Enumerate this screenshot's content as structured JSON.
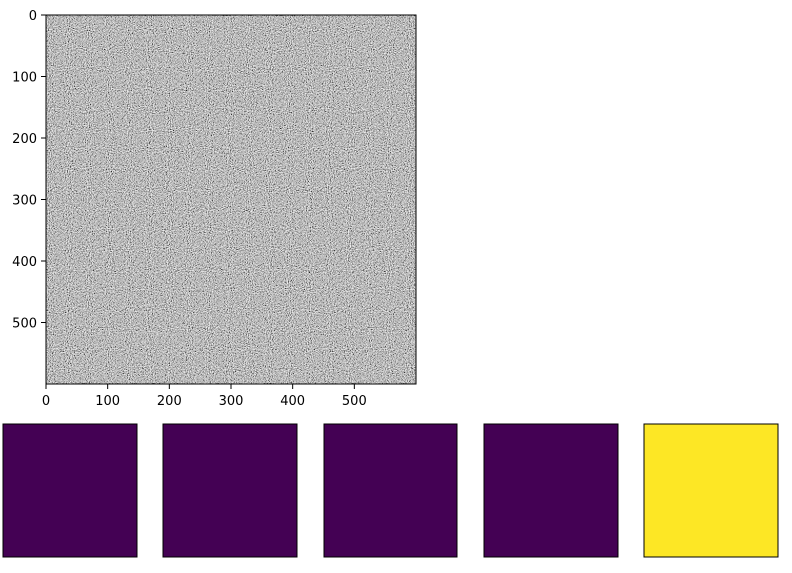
{
  "chart_data": [
    {
      "type": "heatmap",
      "title": "",
      "xlabel": "",
      "ylabel": "",
      "colormap": "gray",
      "content": "random noise",
      "image_size": [
        600,
        600
      ],
      "xlim": [
        0,
        600
      ],
      "ylim": [
        600,
        0
      ],
      "xticks": [
        0,
        100,
        200,
        300,
        400,
        500
      ],
      "yticks": [
        0,
        100,
        200,
        300,
        400,
        500
      ],
      "xtick_labels": [
        "0",
        "100",
        "200",
        "300",
        "400",
        "500"
      ],
      "ytick_labels": [
        "0",
        "100",
        "200",
        "300",
        "400",
        "500"
      ],
      "grid": false,
      "colors": {
        "mean_gray": "#808080",
        "axes": "#000000"
      }
    },
    {
      "type": "heatmap",
      "panels": [
        {
          "fill": "#440154",
          "axes_visible": false
        },
        {
          "fill": "#440154",
          "axes_visible": false
        },
        {
          "fill": "#440154",
          "axes_visible": false
        },
        {
          "fill": "#440154",
          "axes_visible": false
        },
        {
          "fill": "#fde725",
          "axes_visible": false
        }
      ],
      "colormap": "viridis"
    }
  ]
}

--

#### Directions for this task:
All the records need to be repeated exactly, with the images dropped.

#### The reply:
Enumerate this screenshot's content as structured JSON.
{
  "chart_data": [
    {
      "type": "heatmap",
      "title": "",
      "xlabel": "",
      "ylabel": "",
      "colormap": "gray",
      "content": "random noise",
      "image_size": [
        600,
        600
      ],
      "xlim": [
        0,
        600
      ],
      "ylim": [
        600,
        0
      ],
      "xticks": [
        0,
        100,
        200,
        300,
        400,
        500
      ],
      "yticks": [
        0,
        100,
        200,
        300,
        400,
        500
      ],
      "xtick_labels": [
        "0",
        "100",
        "200",
        "300",
        "400",
        "500"
      ],
      "ytick_labels": [
        "0",
        "100",
        "200",
        "300",
        "400",
        "500"
      ],
      "grid": false,
      "colors": {
        "mean_gray": "#808080",
        "axes": "#000000"
      }
    },
    {
      "type": "heatmap",
      "panels": [
        {
          "fill": "#440154",
          "axes_visible": false
        },
        {
          "fill": "#440154",
          "axes_visible": false
        },
        {
          "fill": "#440154",
          "axes_visible": false
        },
        {
          "fill": "#440154",
          "axes_visible": false
        },
        {
          "fill": "#fde725",
          "axes_visible": false
        }
      ],
      "colormap": "viridis"
    }
  ]
}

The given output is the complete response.